WRITTEN INSTRUCTION — List each line of the data that holds the string "Liquid", please.

THE RECORDS —
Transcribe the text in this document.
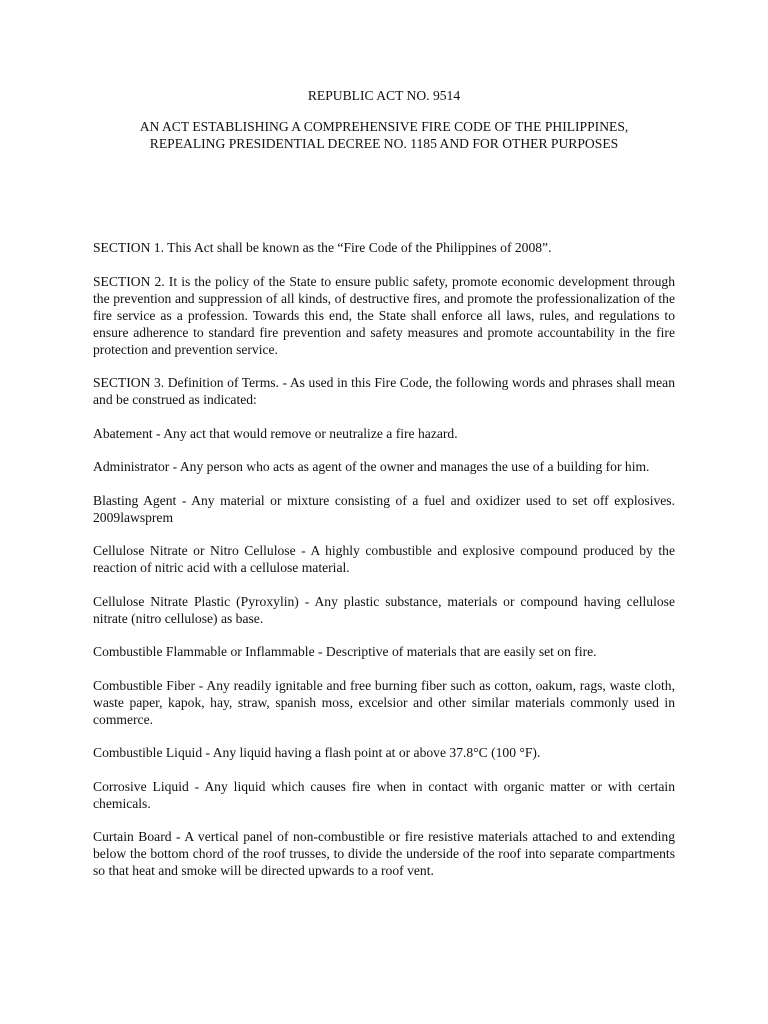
REPUBLIC ACT NO. 9514

AN ACT ESTABLISHING A COMPREHENSIVE FIRE CODE OF THE PHILIPPINES,
REPEALING PRESIDENTIAL DECREE NO. 1185 AND FOR OTHER PURPOSES

SECTION 1. This Act shall be known as the “Fire Code of the Philippines of 2008”.

SECTION 2. It is the policy of the State to ensure public safety, promote economic development through the prevention and suppression of all kinds, of destructive fires, and promote the professionalization of the fire service as a profession. Towards this end, the State shall enforce all laws, rules, and regulations to ensure adherence to standard fire prevention and safety measures and promote accountability in the fire protection and prevention service.

SECTION 3. Definition of Terms. - As used in this Fire Code, the following words and phrases shall mean and be construed as indicated:

Abatement - Any act that would remove or neutralize a fire hazard.

Administrator - Any person who acts as agent of the owner and manages the use of a building for him.

Blasting Agent - Any material or mixture consisting of a fuel and oxidizer used to set off explosives. 2009lawsprem

Cellulose Nitrate or Nitro Cellulose - A highly combustible and explosive compound produced by the reaction of nitric acid with a cellulose material.

Cellulose Nitrate Plastic (Pyroxylin) - Any plastic substance, materials or compound having cellulose nitrate (nitro cellulose) as base.

Combustible Flammable or Inflammable - Descriptive of materials that are easily set on fire.

Combustible Fiber - Any readily ignitable and free burning fiber such as cotton, oakum, rags, waste cloth, waste paper, kapok, hay, straw, spanish moss, excelsior and other similar materials commonly used in commerce.

Combustible Liquid - Any liquid having a flash point at or above 37.8°C (100 °F).

Corrosive Liquid - Any liquid which causes fire when in contact with organic matter or with certain chemicals.

Curtain Board - A vertical panel of non-combustible or fire resistive materials attached to and extending below the bottom chord of the roof trusses, to divide the underside of the roof into separate compartments so that heat and smoke will be directed upwards to a roof vent.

EXERCISE OUTPUT —
Combustible Liquid - Any liquid having a flash point at or above 37.8°C (100 °F).
Corrosive Liquid - Any liquid which causes fire when in contact with organic matter or with certain chemicals.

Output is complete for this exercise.